__Exercise task__. Present the following data again exactly as it is shown.

__Provided material__.
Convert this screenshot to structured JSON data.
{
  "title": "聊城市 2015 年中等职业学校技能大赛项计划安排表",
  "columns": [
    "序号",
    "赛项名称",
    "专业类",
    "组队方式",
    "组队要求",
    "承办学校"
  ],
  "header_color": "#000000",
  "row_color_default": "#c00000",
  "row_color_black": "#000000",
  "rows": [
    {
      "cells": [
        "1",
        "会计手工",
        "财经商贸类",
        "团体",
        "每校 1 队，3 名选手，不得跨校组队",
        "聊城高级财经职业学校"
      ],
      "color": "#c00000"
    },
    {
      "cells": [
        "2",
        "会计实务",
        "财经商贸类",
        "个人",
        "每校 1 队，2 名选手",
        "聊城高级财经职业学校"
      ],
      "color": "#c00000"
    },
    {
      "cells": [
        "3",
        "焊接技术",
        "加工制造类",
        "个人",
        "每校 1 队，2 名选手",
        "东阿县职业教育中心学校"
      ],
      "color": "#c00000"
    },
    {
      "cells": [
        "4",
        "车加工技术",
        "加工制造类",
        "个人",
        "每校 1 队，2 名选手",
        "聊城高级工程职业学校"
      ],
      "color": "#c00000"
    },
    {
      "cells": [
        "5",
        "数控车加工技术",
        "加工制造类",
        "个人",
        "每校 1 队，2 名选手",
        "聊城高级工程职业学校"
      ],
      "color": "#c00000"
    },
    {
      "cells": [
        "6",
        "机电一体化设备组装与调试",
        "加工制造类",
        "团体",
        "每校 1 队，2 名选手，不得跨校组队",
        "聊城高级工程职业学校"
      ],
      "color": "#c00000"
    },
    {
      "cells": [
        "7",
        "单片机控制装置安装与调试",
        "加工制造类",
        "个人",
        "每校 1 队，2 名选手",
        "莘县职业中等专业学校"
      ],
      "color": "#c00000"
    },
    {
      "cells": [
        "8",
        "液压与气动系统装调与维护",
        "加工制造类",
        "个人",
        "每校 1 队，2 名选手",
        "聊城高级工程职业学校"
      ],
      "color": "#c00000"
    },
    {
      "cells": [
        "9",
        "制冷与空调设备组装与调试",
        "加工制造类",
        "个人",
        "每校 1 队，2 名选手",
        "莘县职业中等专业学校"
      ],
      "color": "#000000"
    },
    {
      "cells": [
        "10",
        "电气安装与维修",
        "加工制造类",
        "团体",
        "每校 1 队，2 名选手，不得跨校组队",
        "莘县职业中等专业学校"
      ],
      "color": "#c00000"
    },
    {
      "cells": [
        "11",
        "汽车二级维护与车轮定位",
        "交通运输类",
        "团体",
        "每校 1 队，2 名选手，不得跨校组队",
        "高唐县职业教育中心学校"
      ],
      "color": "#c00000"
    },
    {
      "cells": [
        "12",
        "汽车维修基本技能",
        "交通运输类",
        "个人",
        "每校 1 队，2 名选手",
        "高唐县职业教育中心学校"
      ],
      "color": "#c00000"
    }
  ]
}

__Finished exercise__.
Convert this screenshot to structured JSON data.
{
  "title": "聊城市 2015 年中等职业学校技能大赛项计划安排表",
  "columns": [
    "序号",
    "赛项名称",
    "专业类",
    "组队方式",
    "组队要求",
    "承办学校"
  ],
  "header_color": "#000000",
  "row_color_default": "#c00000",
  "row_color_black": "#000000",
  "rows": [
    {
      "cells": [
        "1",
        "会计手工",
        "财经商贸类",
        "团体",
        "每校 1 队，3 名选手，不得跨校组队",
        "聊城高级财经职业学校"
      ],
      "color": "#c00000"
    },
    {
      "cells": [
        "2",
        "会计实务",
        "财经商贸类",
        "个人",
        "每校 1 队，2 名选手",
        "聊城高级财经职业学校"
      ],
      "color": "#c00000"
    },
    {
      "cells": [
        "3",
        "焊接技术",
        "加工制造类",
        "个人",
        "每校 1 队，2 名选手",
        "东阿县职业教育中心学校"
      ],
      "color": "#c00000"
    },
    {
      "cells": [
        "4",
        "车加工技术",
        "加工制造类",
        "个人",
        "每校 1 队，2 名选手",
        "聊城高级工程职业学校"
      ],
      "color": "#c00000"
    },
    {
      "cells": [
        "5",
        "数控车加工技术",
        "加工制造类",
        "个人",
        "每校 1 队，2 名选手",
        "聊城高级工程职业学校"
      ],
      "color": "#c00000"
    },
    {
      "cells": [
        "6",
        "机电一体化设备组装与调试",
        "加工制造类",
        "团体",
        "每校 1 队，2 名选手，不得跨校组队",
        "聊城高级工程职业学校"
      ],
      "color": "#c00000"
    },
    {
      "cells": [
        "7",
        "单片机控制装置安装与调试",
        "加工制造类",
        "个人",
        "每校 1 队，2 名选手",
        "莘县职业中等专业学校"
      ],
      "color": "#c00000"
    },
    {
      "cells": [
        "8",
        "液压与气动系统装调与维护",
        "加工制造类",
        "个人",
        "每校 1 队，2 名选手",
        "聊城高级工程职业学校"
      ],
      "color": "#c00000"
    },
    {
      "cells": [
        "9",
        "制冷与空调设备组装与调试",
        "加工制造类",
        "个人",
        "每校 1 队，2 名选手",
        "莘县职业中等专业学校"
      ],
      "color": "#000000"
    },
    {
      "cells": [
        "10",
        "电气安装与维修",
        "加工制造类",
        "团体",
        "每校 1 队，2 名选手，不得跨校组队",
        "莘县职业中等专业学校"
      ],
      "color": "#c00000"
    },
    {
      "cells": [
        "11",
        "汽车二级维护与车轮定位",
        "交通运输类",
        "团体",
        "每校 1 队，2 名选手，不得跨校组队",
        "高唐县职业教育中心学校"
      ],
      "color": "#c00000"
    },
    {
      "cells": [
        "12",
        "汽车维修基本技能",
        "交通运输类",
        "个人",
        "每校 1 队，2 名选手",
        "高唐县职业教育中心学校"
      ],
      "color": "#c00000"
    }
  ]
}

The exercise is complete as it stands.